Given instruction. Using the data beneath, show every line that includes the word "организациях".

Records contained in a dataset.
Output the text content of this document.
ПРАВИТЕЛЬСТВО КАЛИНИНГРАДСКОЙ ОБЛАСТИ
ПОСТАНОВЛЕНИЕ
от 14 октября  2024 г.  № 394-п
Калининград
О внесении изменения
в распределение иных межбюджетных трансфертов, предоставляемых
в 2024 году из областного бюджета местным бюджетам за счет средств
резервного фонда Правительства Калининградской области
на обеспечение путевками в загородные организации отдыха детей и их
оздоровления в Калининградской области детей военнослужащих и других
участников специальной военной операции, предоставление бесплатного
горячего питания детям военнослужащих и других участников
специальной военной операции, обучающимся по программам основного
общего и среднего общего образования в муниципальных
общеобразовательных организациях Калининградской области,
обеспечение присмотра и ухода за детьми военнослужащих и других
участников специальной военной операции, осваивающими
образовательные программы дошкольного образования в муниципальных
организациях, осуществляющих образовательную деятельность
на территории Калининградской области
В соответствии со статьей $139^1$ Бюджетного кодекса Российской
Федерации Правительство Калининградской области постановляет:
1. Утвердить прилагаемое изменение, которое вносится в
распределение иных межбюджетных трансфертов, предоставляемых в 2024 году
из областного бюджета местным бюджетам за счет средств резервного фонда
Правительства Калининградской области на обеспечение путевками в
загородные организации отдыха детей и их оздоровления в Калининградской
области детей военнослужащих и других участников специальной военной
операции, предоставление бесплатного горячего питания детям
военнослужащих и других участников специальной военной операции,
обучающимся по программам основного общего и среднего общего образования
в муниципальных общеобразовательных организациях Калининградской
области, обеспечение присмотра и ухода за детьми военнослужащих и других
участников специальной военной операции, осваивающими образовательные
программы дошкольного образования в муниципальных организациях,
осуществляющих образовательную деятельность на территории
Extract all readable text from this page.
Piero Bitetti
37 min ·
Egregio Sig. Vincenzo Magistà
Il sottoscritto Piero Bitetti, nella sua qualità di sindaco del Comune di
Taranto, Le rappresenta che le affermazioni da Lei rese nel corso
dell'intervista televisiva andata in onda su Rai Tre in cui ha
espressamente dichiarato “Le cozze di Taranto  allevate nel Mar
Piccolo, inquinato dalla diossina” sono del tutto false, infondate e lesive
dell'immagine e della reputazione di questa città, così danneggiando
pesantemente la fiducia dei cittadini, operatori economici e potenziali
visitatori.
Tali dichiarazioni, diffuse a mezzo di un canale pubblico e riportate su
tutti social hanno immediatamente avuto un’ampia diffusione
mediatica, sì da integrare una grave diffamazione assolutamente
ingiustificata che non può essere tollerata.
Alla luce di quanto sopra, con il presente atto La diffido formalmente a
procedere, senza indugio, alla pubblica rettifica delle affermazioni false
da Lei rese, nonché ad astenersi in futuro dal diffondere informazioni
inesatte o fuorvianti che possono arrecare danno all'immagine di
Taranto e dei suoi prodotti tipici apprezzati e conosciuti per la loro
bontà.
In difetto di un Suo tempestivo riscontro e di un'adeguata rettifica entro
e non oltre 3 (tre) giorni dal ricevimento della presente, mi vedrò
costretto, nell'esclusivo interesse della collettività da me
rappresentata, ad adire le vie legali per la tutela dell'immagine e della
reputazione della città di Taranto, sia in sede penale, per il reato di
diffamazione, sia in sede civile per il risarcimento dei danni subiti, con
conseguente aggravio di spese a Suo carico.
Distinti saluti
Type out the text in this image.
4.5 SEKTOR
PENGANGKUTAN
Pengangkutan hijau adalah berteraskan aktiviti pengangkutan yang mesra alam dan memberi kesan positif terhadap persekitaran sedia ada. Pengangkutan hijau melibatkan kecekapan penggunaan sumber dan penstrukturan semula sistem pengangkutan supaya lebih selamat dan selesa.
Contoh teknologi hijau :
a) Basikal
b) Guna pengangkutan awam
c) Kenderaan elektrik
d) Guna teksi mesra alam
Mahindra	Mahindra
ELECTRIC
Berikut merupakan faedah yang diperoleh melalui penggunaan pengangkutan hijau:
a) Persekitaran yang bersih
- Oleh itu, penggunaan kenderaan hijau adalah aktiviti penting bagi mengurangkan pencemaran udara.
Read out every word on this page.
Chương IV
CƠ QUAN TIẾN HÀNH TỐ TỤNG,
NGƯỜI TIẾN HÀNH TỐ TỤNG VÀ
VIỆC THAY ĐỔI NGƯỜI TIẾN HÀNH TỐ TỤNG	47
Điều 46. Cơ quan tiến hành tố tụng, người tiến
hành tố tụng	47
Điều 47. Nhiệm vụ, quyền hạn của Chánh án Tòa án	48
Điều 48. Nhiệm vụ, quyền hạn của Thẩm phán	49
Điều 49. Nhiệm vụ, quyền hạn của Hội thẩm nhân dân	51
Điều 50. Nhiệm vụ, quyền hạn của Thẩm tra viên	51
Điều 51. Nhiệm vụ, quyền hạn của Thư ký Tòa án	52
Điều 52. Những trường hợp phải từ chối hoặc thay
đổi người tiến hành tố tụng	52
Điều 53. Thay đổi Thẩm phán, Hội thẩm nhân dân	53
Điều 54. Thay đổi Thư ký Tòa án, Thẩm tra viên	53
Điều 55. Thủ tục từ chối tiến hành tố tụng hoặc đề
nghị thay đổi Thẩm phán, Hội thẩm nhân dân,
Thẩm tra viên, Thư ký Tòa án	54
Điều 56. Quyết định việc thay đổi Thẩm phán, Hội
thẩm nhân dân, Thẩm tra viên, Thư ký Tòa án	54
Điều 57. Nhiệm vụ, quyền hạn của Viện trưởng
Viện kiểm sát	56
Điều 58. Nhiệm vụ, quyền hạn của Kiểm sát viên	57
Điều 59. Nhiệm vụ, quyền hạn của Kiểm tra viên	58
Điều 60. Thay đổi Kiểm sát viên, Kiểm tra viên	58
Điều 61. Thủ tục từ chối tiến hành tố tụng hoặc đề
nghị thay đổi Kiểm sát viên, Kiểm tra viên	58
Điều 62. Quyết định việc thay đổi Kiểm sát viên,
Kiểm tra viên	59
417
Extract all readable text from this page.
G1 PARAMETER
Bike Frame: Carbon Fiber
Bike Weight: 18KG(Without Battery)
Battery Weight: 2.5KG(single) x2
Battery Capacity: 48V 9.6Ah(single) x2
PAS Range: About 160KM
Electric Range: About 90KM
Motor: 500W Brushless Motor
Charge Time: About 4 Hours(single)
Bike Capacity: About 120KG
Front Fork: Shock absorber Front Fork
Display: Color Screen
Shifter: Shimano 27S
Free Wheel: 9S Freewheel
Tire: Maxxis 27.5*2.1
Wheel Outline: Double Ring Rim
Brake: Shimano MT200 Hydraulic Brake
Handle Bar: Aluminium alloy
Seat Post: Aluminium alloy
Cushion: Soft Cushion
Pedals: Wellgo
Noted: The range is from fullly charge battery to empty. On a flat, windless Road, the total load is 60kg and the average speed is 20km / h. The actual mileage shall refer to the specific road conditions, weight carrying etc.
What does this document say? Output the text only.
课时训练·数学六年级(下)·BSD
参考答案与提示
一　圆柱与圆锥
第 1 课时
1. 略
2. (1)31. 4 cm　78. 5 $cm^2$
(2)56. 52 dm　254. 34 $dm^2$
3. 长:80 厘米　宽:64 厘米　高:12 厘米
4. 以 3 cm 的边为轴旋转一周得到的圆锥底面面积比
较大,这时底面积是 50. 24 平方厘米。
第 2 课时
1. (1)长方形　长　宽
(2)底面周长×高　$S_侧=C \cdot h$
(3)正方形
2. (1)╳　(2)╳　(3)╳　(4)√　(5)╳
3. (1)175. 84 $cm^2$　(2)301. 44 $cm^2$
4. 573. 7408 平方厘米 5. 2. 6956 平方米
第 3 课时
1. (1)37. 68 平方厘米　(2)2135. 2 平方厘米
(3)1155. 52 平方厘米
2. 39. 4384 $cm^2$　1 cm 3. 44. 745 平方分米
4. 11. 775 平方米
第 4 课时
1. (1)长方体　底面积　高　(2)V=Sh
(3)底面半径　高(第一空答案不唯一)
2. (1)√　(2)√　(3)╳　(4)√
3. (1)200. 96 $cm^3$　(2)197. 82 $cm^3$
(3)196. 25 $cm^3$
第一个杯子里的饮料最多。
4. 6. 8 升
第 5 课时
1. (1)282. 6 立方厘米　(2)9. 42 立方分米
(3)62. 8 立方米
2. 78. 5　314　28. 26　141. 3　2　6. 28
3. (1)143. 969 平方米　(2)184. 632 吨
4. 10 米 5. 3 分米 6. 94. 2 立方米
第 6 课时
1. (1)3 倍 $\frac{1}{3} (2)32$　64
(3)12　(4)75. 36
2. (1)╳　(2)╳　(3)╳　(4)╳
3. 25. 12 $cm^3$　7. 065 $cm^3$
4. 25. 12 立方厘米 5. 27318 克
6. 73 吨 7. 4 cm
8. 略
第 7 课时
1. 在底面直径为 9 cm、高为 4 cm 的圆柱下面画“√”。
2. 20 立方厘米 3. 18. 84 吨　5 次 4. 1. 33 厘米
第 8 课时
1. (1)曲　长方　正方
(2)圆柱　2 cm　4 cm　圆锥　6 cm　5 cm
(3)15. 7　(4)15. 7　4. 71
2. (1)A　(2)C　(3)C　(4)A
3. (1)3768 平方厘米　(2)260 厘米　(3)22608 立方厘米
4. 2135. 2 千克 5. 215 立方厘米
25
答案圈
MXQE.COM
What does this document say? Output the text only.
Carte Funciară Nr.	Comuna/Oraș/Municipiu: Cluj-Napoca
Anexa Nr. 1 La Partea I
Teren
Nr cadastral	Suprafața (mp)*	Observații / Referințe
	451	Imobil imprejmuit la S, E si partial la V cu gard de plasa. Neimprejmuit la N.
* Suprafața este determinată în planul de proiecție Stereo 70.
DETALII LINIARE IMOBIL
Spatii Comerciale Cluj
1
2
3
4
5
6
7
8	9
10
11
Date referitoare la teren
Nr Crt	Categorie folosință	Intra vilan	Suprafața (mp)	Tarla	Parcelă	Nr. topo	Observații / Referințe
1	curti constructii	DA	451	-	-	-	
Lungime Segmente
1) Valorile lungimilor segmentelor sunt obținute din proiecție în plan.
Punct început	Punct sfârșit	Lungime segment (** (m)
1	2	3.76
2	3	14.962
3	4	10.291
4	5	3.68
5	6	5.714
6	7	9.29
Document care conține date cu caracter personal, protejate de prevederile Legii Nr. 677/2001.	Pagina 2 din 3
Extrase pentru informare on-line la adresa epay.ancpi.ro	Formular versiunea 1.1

Expected output.
общеобразовательных организациях Калининградской области,
организациях, осуществляющих образовательную деятельность
в муниципальных общеобразовательных организациях Калининградской
программы дошкольного образования в муниципальных организациях,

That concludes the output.